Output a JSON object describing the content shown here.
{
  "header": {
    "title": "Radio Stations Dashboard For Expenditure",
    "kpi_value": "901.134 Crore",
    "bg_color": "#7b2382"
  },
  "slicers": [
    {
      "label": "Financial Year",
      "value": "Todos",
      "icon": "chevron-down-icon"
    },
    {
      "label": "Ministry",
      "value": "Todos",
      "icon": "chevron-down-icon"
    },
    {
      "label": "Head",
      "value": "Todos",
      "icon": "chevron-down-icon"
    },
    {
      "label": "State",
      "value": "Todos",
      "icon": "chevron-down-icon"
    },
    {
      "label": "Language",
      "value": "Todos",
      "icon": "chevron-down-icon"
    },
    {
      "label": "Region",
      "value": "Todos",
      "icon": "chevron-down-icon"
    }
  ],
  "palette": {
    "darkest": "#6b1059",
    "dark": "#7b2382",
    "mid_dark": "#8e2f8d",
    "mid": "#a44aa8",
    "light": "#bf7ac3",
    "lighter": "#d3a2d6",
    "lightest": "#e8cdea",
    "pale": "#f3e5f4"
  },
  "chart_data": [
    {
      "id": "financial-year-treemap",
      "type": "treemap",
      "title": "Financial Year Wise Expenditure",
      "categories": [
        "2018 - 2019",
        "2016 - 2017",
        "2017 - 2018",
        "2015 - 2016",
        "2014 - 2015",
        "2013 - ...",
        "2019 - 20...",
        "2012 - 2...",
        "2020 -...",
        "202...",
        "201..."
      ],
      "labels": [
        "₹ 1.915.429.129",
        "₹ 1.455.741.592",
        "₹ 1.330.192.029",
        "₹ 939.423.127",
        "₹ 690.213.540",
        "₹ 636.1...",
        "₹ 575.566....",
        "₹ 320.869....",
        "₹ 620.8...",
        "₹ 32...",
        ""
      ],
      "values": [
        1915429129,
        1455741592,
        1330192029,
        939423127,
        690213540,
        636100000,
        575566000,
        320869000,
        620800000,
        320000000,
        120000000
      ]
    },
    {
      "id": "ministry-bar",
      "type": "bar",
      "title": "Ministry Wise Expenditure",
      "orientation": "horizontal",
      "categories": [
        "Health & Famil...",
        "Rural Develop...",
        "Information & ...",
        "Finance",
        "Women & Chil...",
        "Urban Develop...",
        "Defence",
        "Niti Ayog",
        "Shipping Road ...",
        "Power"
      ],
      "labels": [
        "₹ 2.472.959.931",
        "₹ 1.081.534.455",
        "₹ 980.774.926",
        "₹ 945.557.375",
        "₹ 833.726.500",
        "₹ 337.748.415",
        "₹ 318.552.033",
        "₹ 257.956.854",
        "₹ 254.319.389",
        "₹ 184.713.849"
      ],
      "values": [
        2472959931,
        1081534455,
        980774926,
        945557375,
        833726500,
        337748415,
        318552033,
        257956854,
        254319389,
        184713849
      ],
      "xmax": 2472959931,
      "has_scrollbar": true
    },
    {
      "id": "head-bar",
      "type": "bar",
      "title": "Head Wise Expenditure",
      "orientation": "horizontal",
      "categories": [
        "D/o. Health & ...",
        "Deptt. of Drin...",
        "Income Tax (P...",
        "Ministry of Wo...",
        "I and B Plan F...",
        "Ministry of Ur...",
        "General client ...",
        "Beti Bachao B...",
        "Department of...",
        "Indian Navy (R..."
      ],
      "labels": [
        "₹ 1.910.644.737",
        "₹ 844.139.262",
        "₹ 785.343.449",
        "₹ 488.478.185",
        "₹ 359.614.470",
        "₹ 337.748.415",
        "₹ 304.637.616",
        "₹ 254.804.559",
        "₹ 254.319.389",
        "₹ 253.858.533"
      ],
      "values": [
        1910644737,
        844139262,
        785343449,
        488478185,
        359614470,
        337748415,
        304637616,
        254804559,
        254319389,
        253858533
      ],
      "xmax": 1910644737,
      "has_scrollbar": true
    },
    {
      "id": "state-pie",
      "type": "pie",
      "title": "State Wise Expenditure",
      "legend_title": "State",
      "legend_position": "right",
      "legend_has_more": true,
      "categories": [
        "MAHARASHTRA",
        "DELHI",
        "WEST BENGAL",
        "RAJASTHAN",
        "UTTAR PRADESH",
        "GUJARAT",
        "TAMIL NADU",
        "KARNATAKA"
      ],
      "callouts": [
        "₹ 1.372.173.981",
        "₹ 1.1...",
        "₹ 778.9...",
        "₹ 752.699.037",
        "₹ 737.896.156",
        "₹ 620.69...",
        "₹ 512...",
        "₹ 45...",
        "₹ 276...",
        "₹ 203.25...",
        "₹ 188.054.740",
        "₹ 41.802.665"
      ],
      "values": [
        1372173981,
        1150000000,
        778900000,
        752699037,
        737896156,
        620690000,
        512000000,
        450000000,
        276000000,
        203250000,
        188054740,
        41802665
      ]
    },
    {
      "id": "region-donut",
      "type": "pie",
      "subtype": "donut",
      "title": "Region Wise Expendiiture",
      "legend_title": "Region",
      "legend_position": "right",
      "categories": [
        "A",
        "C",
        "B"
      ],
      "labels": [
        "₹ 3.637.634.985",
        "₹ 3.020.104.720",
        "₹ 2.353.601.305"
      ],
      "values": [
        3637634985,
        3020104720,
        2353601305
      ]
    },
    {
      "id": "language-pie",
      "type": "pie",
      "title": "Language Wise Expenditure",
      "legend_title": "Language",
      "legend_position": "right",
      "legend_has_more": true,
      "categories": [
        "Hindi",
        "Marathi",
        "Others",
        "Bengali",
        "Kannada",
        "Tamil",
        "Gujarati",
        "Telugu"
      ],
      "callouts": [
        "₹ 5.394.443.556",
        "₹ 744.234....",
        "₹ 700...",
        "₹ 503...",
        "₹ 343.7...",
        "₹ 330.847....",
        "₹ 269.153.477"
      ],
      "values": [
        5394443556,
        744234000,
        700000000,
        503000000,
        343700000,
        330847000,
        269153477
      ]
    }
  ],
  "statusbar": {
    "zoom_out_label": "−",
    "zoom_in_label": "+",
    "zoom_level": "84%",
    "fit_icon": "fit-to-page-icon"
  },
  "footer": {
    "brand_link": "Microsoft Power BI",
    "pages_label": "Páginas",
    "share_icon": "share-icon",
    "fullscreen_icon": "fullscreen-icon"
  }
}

---------------

** Short problem **
Reproduce every line of the material above exactly.

** Full response **
Output a JSON object describing the content shown here.
{
  "header": {
    "title": "Radio Stations Dashboard For Expenditure",
    "kpi_value": "901.134 Crore",
    "bg_color": "#7b2382"
  },
  "slicers": [
    {
      "label": "Financial Year",
      "value": "Todos",
      "icon": "chevron-down-icon"
    },
    {
      "label": "Ministry",
      "value": "Todos",
      "icon": "chevron-down-icon"
    },
    {
      "label": "Head",
      "value": "Todos",
      "icon": "chevron-down-icon"
    },
    {
      "label": "State",
      "value": "Todos",
      "icon": "chevron-down-icon"
    },
    {
      "label": "Language",
      "value": "Todos",
      "icon": "chevron-down-icon"
    },
    {
      "label": "Region",
      "value": "Todos",
      "icon": "chevron-down-icon"
    }
  ],
  "palette": {
    "darkest": "#6b1059",
    "dark": "#7b2382",
    "mid_dark": "#8e2f8d",
    "mid": "#a44aa8",
    "light": "#bf7ac3",
    "lighter": "#d3a2d6",
    "lightest": "#e8cdea",
    "pale": "#f3e5f4"
  },
  "chart_data": [
    {
      "id": "financial-year-treemap",
      "type": "treemap",
      "title": "Financial Year Wise Expenditure",
      "categories": [
        "2018 - 2019",
        "2016 - 2017",
        "2017 - 2018",
        "2015 - 2016",
        "2014 - 2015",
        "2013 - ...",
        "2019 - 20...",
        "2012 - 2...",
        "2020 -...",
        "202...",
        "201..."
      ],
      "labels": [
        "₹ 1.915.429.129",
        "₹ 1.455.741.592",
        "₹ 1.330.192.029",
        "₹ 939.423.127",
        "₹ 690.213.540",
        "₹ 636.1...",
        "₹ 575.566....",
        "₹ 320.869....",
        "₹ 620.8...",
        "₹ 32...",
        ""
      ],
      "values": [
        1915429129,
        1455741592,
        1330192029,
        939423127,
        690213540,
        636100000,
        575566000,
        320869000,
        620800000,
        320000000,
        120000000
      ]
    },
    {
      "id": "ministry-bar",
      "type": "bar",
      "title": "Ministry Wise Expenditure",
      "orientation": "horizontal",
      "categories": [
        "Health & Famil...",
        "Rural Develop...",
        "Information & ...",
        "Finance",
        "Women & Chil...",
        "Urban Develop...",
        "Defence",
        "Niti Ayog",
        "Shipping Road ...",
        "Power"
      ],
      "labels": [
        "₹ 2.472.959.931",
        "₹ 1.081.534.455",
        "₹ 980.774.926",
        "₹ 945.557.375",
        "₹ 833.726.500",
        "₹ 337.748.415",
        "₹ 318.552.033",
        "₹ 257.956.854",
        "₹ 254.319.389",
        "₹ 184.713.849"
      ],
      "values": [
        2472959931,
        1081534455,
        980774926,
        945557375,
        833726500,
        337748415,
        318552033,
        257956854,
        254319389,
        184713849
      ],
      "xmax": 2472959931,
      "has_scrollbar": true
    },
    {
      "id": "head-bar",
      "type": "bar",
      "title": "Head Wise Expenditure",
      "orientation": "horizontal",
      "categories": [
        "D/o. Health & ...",
        "Deptt. of Drin...",
        "Income Tax (P...",
        "Ministry of Wo...",
        "I and B Plan F...",
        "Ministry of Ur...",
        "General client ...",
        "Beti Bachao B...",
        "Department of...",
        "Indian Navy (R..."
      ],
      "labels": [
        "₹ 1.910.644.737",
        "₹ 844.139.262",
        "₹ 785.343.449",
        "₹ 488.478.185",
        "₹ 359.614.470",
        "₹ 337.748.415",
        "₹ 304.637.616",
        "₹ 254.804.559",
        "₹ 254.319.389",
        "₹ 253.858.533"
      ],
      "values": [
        1910644737,
        844139262,
        785343449,
        488478185,
        359614470,
        337748415,
        304637616,
        254804559,
        254319389,
        253858533
      ],
      "xmax": 1910644737,
      "has_scrollbar": true
    },
    {
      "id": "state-pie",
      "type": "pie",
      "title": "State Wise Expenditure",
      "legend_title": "State",
      "legend_position": "right",
      "legend_has_more": true,
      "categories": [
        "MAHARASHTRA",
        "DELHI",
        "WEST BENGAL",
        "RAJASTHAN",
        "UTTAR PRADESH",
        "GUJARAT",
        "TAMIL NADU",
        "KARNATAKA"
      ],
      "callouts": [
        "₹ 1.372.173.981",
        "₹ 1.1...",
        "₹ 778.9...",
        "₹ 752.699.037",
        "₹ 737.896.156",
        "₹ 620.69...",
        "₹ 512...",
        "₹ 45...",
        "₹ 276...",
        "₹ 203.25...",
        "₹ 188.054.740",
        "₹ 41.802.665"
      ],
      "values": [
        1372173981,
        1150000000,
        778900000,
        752699037,
        737896156,
        620690000,
        512000000,
        450000000,
        276000000,
        203250000,
        188054740,
        41802665
      ]
    },
    {
      "id": "region-donut",
      "type": "pie",
      "subtype": "donut",
      "title": "Region Wise Expendiiture",
      "legend_title": "Region",
      "legend_position": "right",
      "categories": [
        "A",
        "C",
        "B"
      ],
      "labels": [
        "₹ 3.637.634.985",
        "₹ 3.020.104.720",
        "₹ 2.353.601.305"
      ],
      "values": [
        3637634985,
        3020104720,
        2353601305
      ]
    },
    {
      "id": "language-pie",
      "type": "pie",
      "title": "Language Wise Expenditure",
      "legend_title": "Language",
      "legend_position": "right",
      "legend_has_more": true,
      "categories": [
        "Hindi",
        "Marathi",
        "Others",
        "Bengali",
        "Kannada",
        "Tamil",
        "Gujarati",
        "Telugu"
      ],
      "callouts": [
        "₹ 5.394.443.556",
        "₹ 744.234....",
        "₹ 700...",
        "₹ 503...",
        "₹ 343.7...",
        "₹ 330.847....",
        "₹ 269.153.477"
      ],
      "values": [
        5394443556,
        744234000,
        700000000,
        503000000,
        343700000,
        330847000,
        269153477
      ]
    }
  ],
  "statusbar": {
    "zoom_out_label": "−",
    "zoom_in_label": "+",
    "zoom_level": "84%",
    "fit_icon": "fit-to-page-icon"
  },
  "footer": {
    "brand_link": "Microsoft Power BI",
    "pages_label": "Páginas",
    "share_icon": "share-icon",
    "fullscreen_icon": "fullscreen-icon"
  }
}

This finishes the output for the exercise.